**EXTRACT**
- - - -
"Nacho" is the third episode of the first season of the AMC television series Better Call Saul, the spinoff series of Breaking Bad.  The episode aired on February 16, 2015, on AMC in the United States. Outside of the United States, the episode premiered on streaming service Netflix in several countries.

Plot

Opening
In a flashback to 1992, Chuck McGill meets Jimmy McGill in the Cook County Jail, where Jimmy is incarcerated for an offense that could result in him having to register as a sex offender. Jimmy pleads with Chuck to help get the charges dismissed. Chuck agrees to represent Jimmy on the condition that he stop running cons and find legitimate employment.

Main story
In the present, Jimmy is anxious about Nacho Varga's plot to steal from the Kettlemans. He calls Kim Wexler, a friend at HHM, who represent the Kettlemans. Jimmy indirectly warns Kim about the potential danger but then breaks off the call, insisting he is "no hero". Later that night, Jimmy calls the Kettlemans anonymously and warns them. The Kettlemans look outside and see somebody surveilling them from a parked van.

The next morning, Kim tells Jimmy that something has happened to the Kettlemans. He rushes to their house to find it surrounded by police, and finds out the entire Kettleman family is missing. Believing Nacho has kidnapped them, Jimmy tries unsuccessfully to reach him by phone. Jimmy is picked up by the police, who tell him they have arrested Nacho and that he has requested Jimmy as his lawyer.

At the police station, Nacho admits to Jimmy that he surveilled the Kettlemans but denies kidnapping them. Nacho warns Jimmy that if he does not get the charges dropped, Nacho will have him killed. Jimmy is unsuccessful at persuading the police to release Nacho but convinces Kim to take him to the Kettleman house so he can investigate. Jimmy notices some inconsistencies, such as a missing child's doll, and theorizes that the Kettlemans staged their kidnapping. Jimmy tells Kim he warned the Kettlemans about Nacho, which probably drove them into hiding.
- - - -
**STATED EXERCISE 1**
Format the lines of the records as a JSON list of strings, one string per line and with blank lines omitted, starting at the line that contains "- row-label-line: Return" and ending at the line that contains "- cell-2020: 4.40: [602, 170, 641, 192]", both included.

**WORKING DATA**
- - - -
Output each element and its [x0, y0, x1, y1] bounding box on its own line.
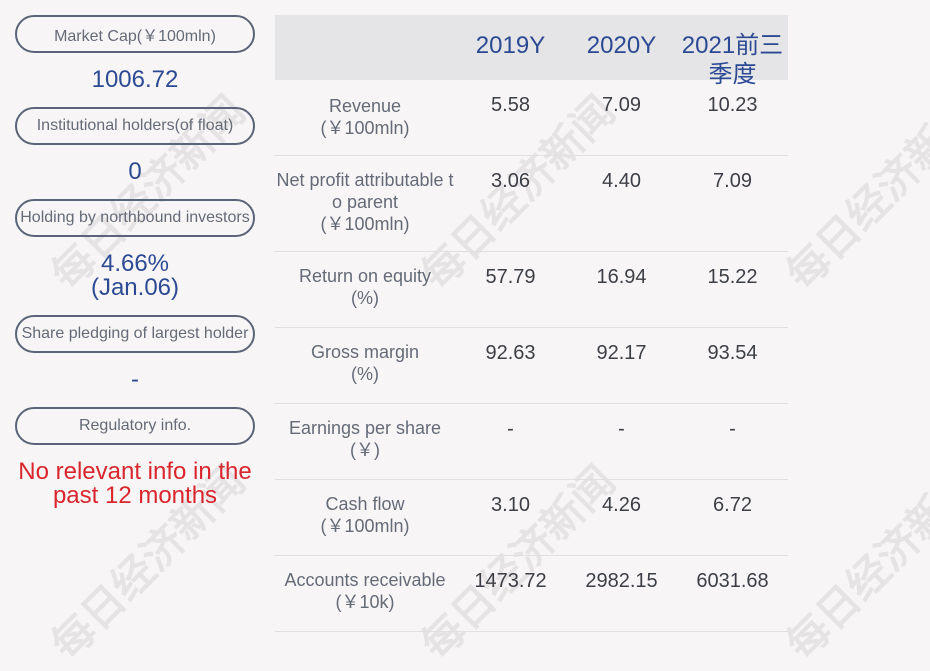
- row-label-line: Return on equity: [298, 266, 432, 286]
- row-label-unit: (￥10k): [335, 592, 395, 612]
- row-label: Return on equity (%): [275, 265, 455, 309]
- table-row: Net profit attributable t o parent (￥100…: [275, 156, 788, 252]
- cell-2021: 15.22: [707, 266, 758, 288]
- row-label-unit: (%): [351, 364, 379, 384]
- cell-2020: 16.94: [596, 266, 647, 288]
- institutional-holders-label: Institutional holders(of float): [15, 107, 255, 145]
- cell-2021: 7.09: [713, 170, 752, 192]
- cell-2019: 3.10: [491, 494, 530, 516]
- cell-2021: 6.72: [713, 494, 752, 516]
- cell-2019: 1473.72: [474, 570, 547, 592]
- row-label: Earnings per share (￥): [275, 417, 455, 461]
- row-label-line: Earnings per share: [288, 418, 442, 438]
- share-pledging-value: -: [131, 366, 139, 393]
- row-label-line: Accounts receivable: [284, 570, 446, 590]
- cell-2020: 4.40: [602, 170, 641, 192]
- column-header-2021: 2021前三 季度: [677, 31, 788, 89]
- market-cap-label: Market Cap(￥100mln): [15, 15, 255, 53]
- row-label-line: Net profit attributable t: [276, 170, 454, 190]
- cell-2020: 7.09: [602, 94, 641, 116]
- cell-2019: 57.79: [485, 266, 536, 288]
- regulatory-info-label: Regulatory info.: [15, 407, 255, 445]
- cell-2021: -: [729, 418, 736, 440]
- cell-2021: 93.54: [707, 342, 758, 364]
- regulatory-info-value: No relevant info in the: [18, 458, 252, 485]
- row-label: Gross margin (%): [275, 341, 455, 385]
- northbound-holding-label: Holding by northbound investors: [15, 199, 255, 237]
- row-label-line: Cash flow: [325, 494, 405, 514]
- row-label-unit: (￥100mln): [320, 516, 410, 536]
- row-label-unit: (￥100mln): [320, 214, 410, 234]
- row-label: Revenue (￥100mln): [275, 95, 455, 139]
- cell-2019: 3.06: [491, 170, 530, 192]
- cell-2019: -: [507, 418, 514, 440]
- watermark: 每日经济新闻: [776, 456, 930, 670]
- cell-2020: 92.17: [596, 342, 647, 364]
- cell-2020: -: [618, 418, 625, 440]
- row-label-line: Revenue: [328, 96, 402, 116]
- cell-2021: 10.23: [707, 94, 758, 116]
- row-label-unit: (￥): [350, 440, 380, 460]
- regulatory-info-value-cont: past 12 months: [52, 482, 218, 509]
- northbound-holding-value: 4.66%: [100, 250, 170, 277]
- market-cap-value: 1006.72: [91, 66, 179, 93]
- row-label: Net profit attributable t o parent (￥100…: [275, 169, 455, 235]
- table-row: Revenue (￥100mln) 5.58 7.09 10.23: [275, 80, 788, 156]
- watermark: 每日经济新闻: [776, 86, 930, 300]
- column-header-2021-line2: 季度: [708, 61, 757, 88]
- table-row: Return on equity (%) 57.79 16.94 15.22: [275, 252, 788, 328]
- row-label-unit: (%): [351, 288, 379, 308]
- column-header-2019: 2019Y: [475, 32, 546, 59]
- row-label-line: Gross margin: [310, 342, 420, 362]
- table-header: 2019Y 2020Y 2021前三 季度: [275, 15, 788, 88]
- cell-2021: 6031.68: [696, 570, 769, 592]
- institutional-holders-value: 0: [128, 158, 142, 185]
- table-row: Accounts receivable (￥10k) 1473.72 2982.…: [275, 556, 788, 632]
- cell-2020: 2982.15: [585, 570, 658, 592]
- column-header-2020: 2020Y: [586, 32, 657, 59]
- row-label-unit: (￥100mln): [320, 118, 410, 138]
- cell-2020: 4.26: [602, 494, 641, 516]
- table-row: Gross margin (%) 92.63 92.17 93.54: [275, 328, 788, 404]
- column-header-2021-line1: 2021前三: [681, 32, 784, 59]
- table-row: Earnings per share (￥) - - -: [275, 404, 788, 480]
- northbound-holding-date: (Jan.06): [90, 274, 180, 301]
- row-label-line: o parent: [331, 192, 399, 212]
- table-row: Cash flow (￥100mln) 3.10 4.26 6.72: [275, 480, 788, 556]
- cell-2019: 5.58: [491, 94, 530, 116]
- row-label: Accounts receivable (￥10k): [275, 569, 455, 613]
- row-label: Cash flow (￥100mln): [275, 493, 455, 537]
- cell-2019: 92.63: [485, 342, 536, 364]
- share-pledging-label: Share pledging of largest holder: [15, 315, 255, 353]
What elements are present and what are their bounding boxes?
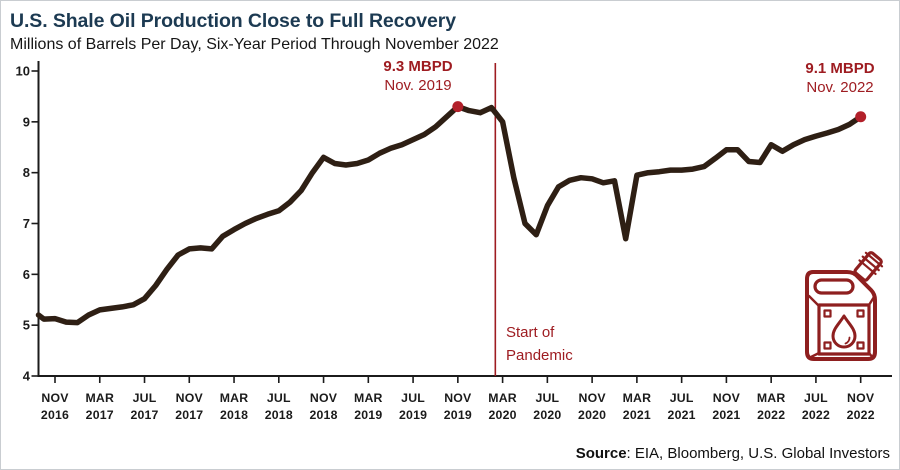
- - - -
**STATED EXERCISE 2**
According to the plot summary of "Nacho," why does Jimmy come to believe that the Kettlemans staged their kidnapping?

**EXERCISE ANSWER 1**
[
  "- row-label-line: Return on equity: [298, 266, 432, 286]",
  "- row-label-unit: (￥10k): [335, 592, 395, 612]",
  "- row-label: Return on equity (%): [275, 265, 455, 309]",
  "- table-row: Net profit attributable t o parent (￥100…: [275, 156, 788, 252]",
  "- cell-2021: 15.22: [707, 266, 758, 288]",
  "- row-label-unit: (%): [351, 364, 379, 384]",
  "- cell-2020: 16.94: [596, 266, 647, 288]",
  "- institutional-holders-label: Institutional holders(of float): [15, 107, 255, 145]",
  "- cell-2021: 7.09: [713, 170, 752, 192]",
  "- cell-2019: 3.10: [491, 494, 530, 516]",
  "- cell-2021: 6.72: [713, 494, 752, 516]",
  "- cell-2019: 1473.72: [474, 570, 547, 592]",
  "- row-label: Earnings per share (￥): [275, 417, 455, 461]",
  "- row-label-line: Earnings per share: [288, 418, 442, 438]",
  "- share-pledging-value: -: [131, 366, 139, 393]",
  "- row-label-line: Accounts receivable: [284, 570, 446, 590]",
  "- cell-2020: 4.40: [602, 170, 641, 192]"
]

**EXERCISE ANSWER 2**
At the Kettleman house, Jimmy notices some inconsistencies, such as a missing child's doll, which lead him to theorize that the family staged their kidnapping. He also tells Kim that he warned the Kettlemans about Nacho, which probably drove them into hiding.